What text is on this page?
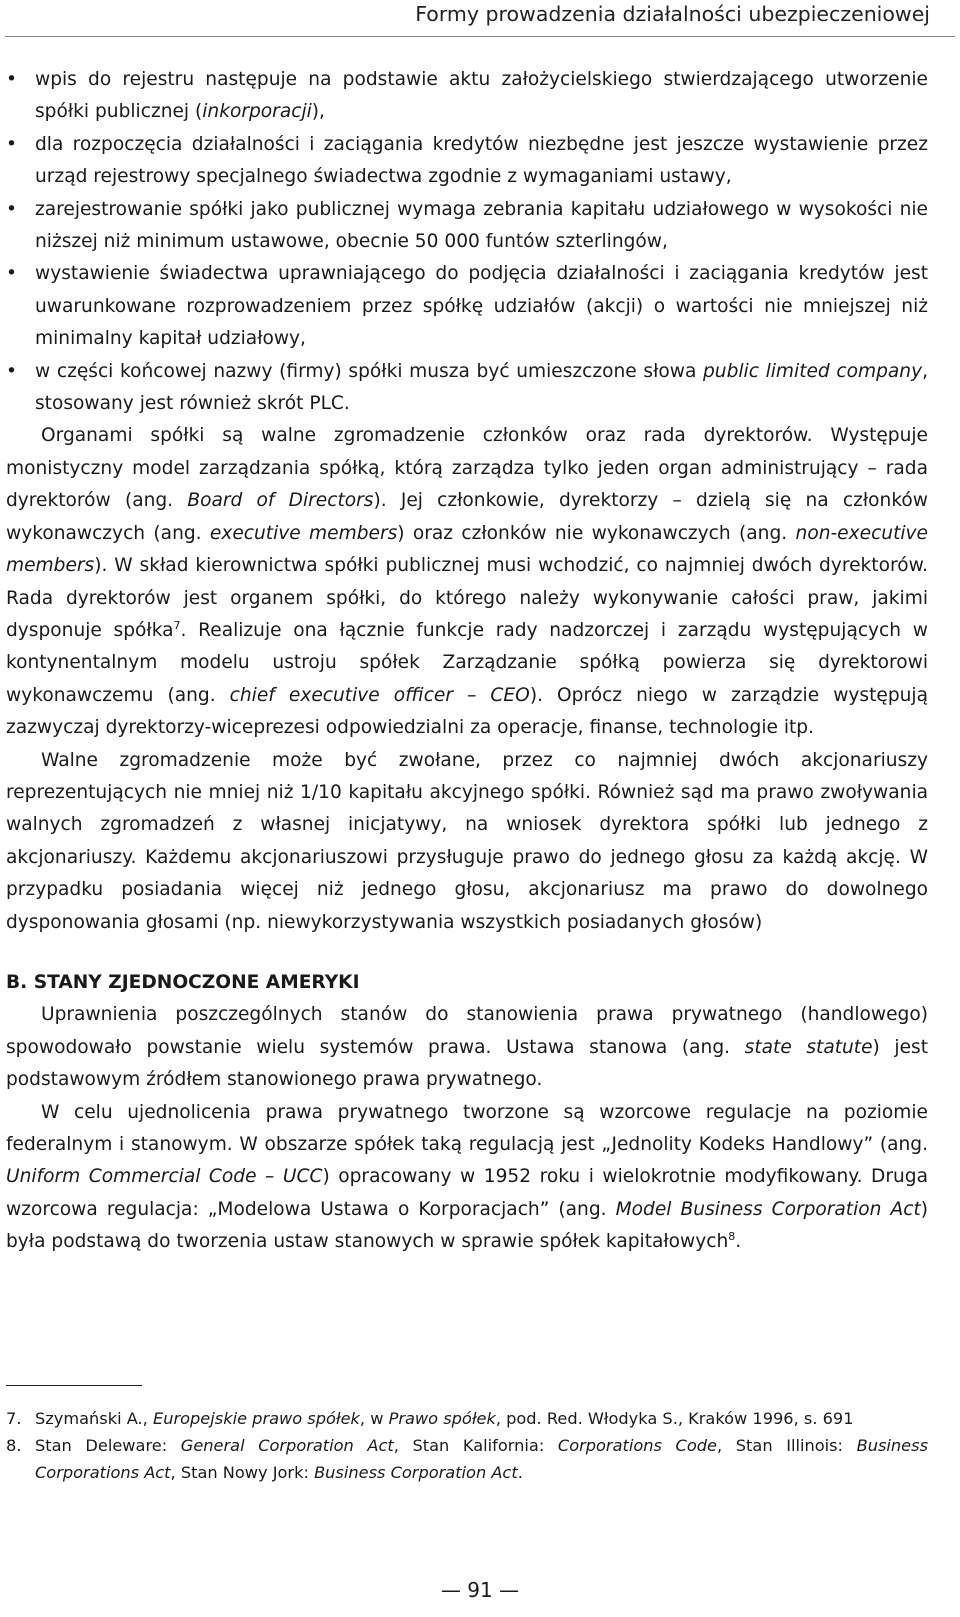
Formy prowadzenia działalności ubezpieczeniowej
• wpis do rejestru następuje na podstawie aktu założycielskiego stwierdzającego utworzenie spółki publicznej (inkorporacji),
• dla rozpoczęcia działalności i zaciągania kredytów niezbędne jest jeszcze wystawienie przez urząd rejestrowy specjalnego świadectwa zgodnie z wymaganiami ustawy,
• zarejestrowanie spółki jako publicznej wymaga zebrania kapitału udziałowego w wysokości nie niższej niż minimum ustawowe, obecnie 50 000 funtów szterlingów,
• wystawienie świadectwa uprawniającego do podjęcia działalności i zaciągania kredytów jest uwarunkowane rozprowadzeniem przez spółkę udziałów (akcji) o wartości nie mniejszej niż minimalny kapitał udziałowy,
• w części końcowej nazwy (firmy) spółki musza być umieszczone słowa public limited company, stosowany jest również skrót PLC.

Organami spółki są walne zgromadzenie członków oraz rada dyrektorów. Występuje monistyczny model zarządzania spółką, którą zarządza tylko jeden organ administrujący – rada dyrektorów (ang. Board of Directors). Jej członkowie, dyrektorzy – dzielą się na członków wykonawczych (ang. executive members) oraz członków nie wykonawczych (ang. non-executive members). W skład kierownictwa spółki publicznej musi wchodzić, co najmniej dwóch dyrektorów. Rada dyrektorów jest organem spółki, do którego należy wykonywanie całości praw, jakimi dysponuje spółka$^7$. Realizuje ona łącznie funkcje rady nadzorczej i zarządu występujących w kontynentalnym modelu ustroju spółek Zarządzanie spółką powierza się dyrektorowi wykonawczemu (ang. chief executive officer – CEO). Oprócz niego w zarządzie występują zazwyczaj dyrektorzy-wiceprezesi odpowiedzialni za operacje, finanse, technologie itp.

Walne zgromadzenie może być zwołane, przez co najmniej dwóch akcjonariuszy reprezentujących nie mniej niż 1/10 kapitału akcyjnego spółki. Również sąd ma prawo zwoływania walnych zgromadzeń z własnej inicjatywy, na wniosek dyrektora spółki lub jednego z akcjonariuszy. Każdemu akcjonariuszowi przysługuje prawo do jednego głosu za każdą akcję. W przypadku posiadania więcej niż jednego głosu, akcjonariusz ma prawo do dowolnego dysponowania głosami (np. niewykorzystywania wszystkich posiadanych głosów)

B. STANY ZJEDNOCZONE AMERYKI

Uprawnienia poszczególnych stanów do stanowienia prawa prywatnego (handlowego) spowodowało powstanie wielu systemów prawa. Ustawa stanowa (ang. state statute) jest podstawowym źródłem stanowionego prawa prywatnego.

W celu ujednolicenia prawa prywatnego tworzone są wzorcowe regulacje na poziomie federalnym i stanowym. W obszarze spółek taką regulacją jest „Jednolity Kodeks Handlowy” (ang. Uniform Commercial Code – UCC) opracowany w 1952 roku i wielokrotnie modyfikowany. Druga wzorcowa regulacja: „Modelowa Ustawa o Korporacjach” (ang. Model Business Corporation Act) była podstawą do tworzenia ustaw stanowych w sprawie spółek kapitałowych$^8$.

7. Szymański A., Europejskie prawo spółek, w Prawo spółek, pod. Red. Włodyka S., Kraków 1996, s. 691
8. Stan Deleware: General Corporation Act, Stan Kalifornia: Corporations Code, Stan Illinois: Business Corporations Act, Stan Nowy Jork: Business Corporation Act.
— 91 —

####################

Omit each picture, then return all of the listing exactly as it stands.

Final answer =>
What text is on this page?
Formy prowadzenia działalności ubezpieczeniowej
• wpis do rejestru następuje na podstawie aktu założycielskiego stwierdzającego utworzenie spółki publicznej (inkorporacji),
• dla rozpoczęcia działalności i zaciągania kredytów niezbędne jest jeszcze wystawienie przez urząd rejestrowy specjalnego świadectwa zgodnie z wymaganiami ustawy,
• zarejestrowanie spółki jako publicznej wymaga zebrania kapitału udziałowego w wysokości nie niższej niż minimum ustawowe, obecnie 50 000 funtów szterlingów,
• wystawienie świadectwa uprawniającego do podjęcia działalności i zaciągania kredytów jest uwarunkowane rozprowadzeniem przez spółkę udziałów (akcji) o wartości nie mniejszej niż minimalny kapitał udziałowy,
• w części końcowej nazwy (firmy) spółki musza być umieszczone słowa public limited company, stosowany jest również skrót PLC.

Organami spółki są walne zgromadzenie członków oraz rada dyrektorów. Występuje monistyczny model zarządzania spółką, którą zarządza tylko jeden organ administrujący – rada dyrektorów (ang. Board of Directors). Jej członkowie, dyrektorzy – dzielą się na członków wykonawczych (ang. executive members) oraz członków nie wykonawczych (ang. non-executive members). W skład kierownictwa spółki publicznej musi wchodzić, co najmniej dwóch dyrektorów. Rada dyrektorów jest organem spółki, do którego należy wykonywanie całości praw, jakimi dysponuje spółka$^7$. Realizuje ona łącznie funkcje rady nadzorczej i zarządu występujących w kontynentalnym modelu ustroju spółek Zarządzanie spółką powierza się dyrektorowi wykonawczemu (ang. chief executive officer – CEO). Oprócz niego w zarządzie występują zazwyczaj dyrektorzy-wiceprezesi odpowiedzialni za operacje, finanse, technologie itp.

Walne zgromadzenie może być zwołane, przez co najmniej dwóch akcjonariuszy reprezentujących nie mniej niż 1/10 kapitału akcyjnego spółki. Również sąd ma prawo zwoływania walnych zgromadzeń z własnej inicjatywy, na wniosek dyrektora spółki lub jednego z akcjonariuszy. Każdemu akcjonariuszowi przysługuje prawo do jednego głosu za każdą akcję. W przypadku posiadania więcej niż jednego głosu, akcjonariusz ma prawo do dowolnego dysponowania głosami (np. niewykorzystywania wszystkich posiadanych głosów)

B. STANY ZJEDNOCZONE AMERYKI

Uprawnienia poszczególnych stanów do stanowienia prawa prywatnego (handlowego) spowodowało powstanie wielu systemów prawa. Ustawa stanowa (ang. state statute) jest podstawowym źródłem stanowionego prawa prywatnego.

W celu ujednolicenia prawa prywatnego tworzone są wzorcowe regulacje na poziomie federalnym i stanowym. W obszarze spółek taką regulacją jest „Jednolity Kodeks Handlowy” (ang. Uniform Commercial Code – UCC) opracowany w 1952 roku i wielokrotnie modyfikowany. Druga wzorcowa regulacja: „Modelowa Ustawa o Korporacjach” (ang. Model Business Corporation Act) była podstawą do tworzenia ustaw stanowych w sprawie spółek kapitałowych$^8$.

7. Szymański A., Europejskie prawo spółek, w Prawo spółek, pod. Red. Włodyka S., Kraków 1996, s. 691
8. Stan Deleware: General Corporation Act, Stan Kalifornia: Corporations Code, Stan Illinois: Business Corporations Act, Stan Nowy Jork: Business Corporation Act.
— 91 —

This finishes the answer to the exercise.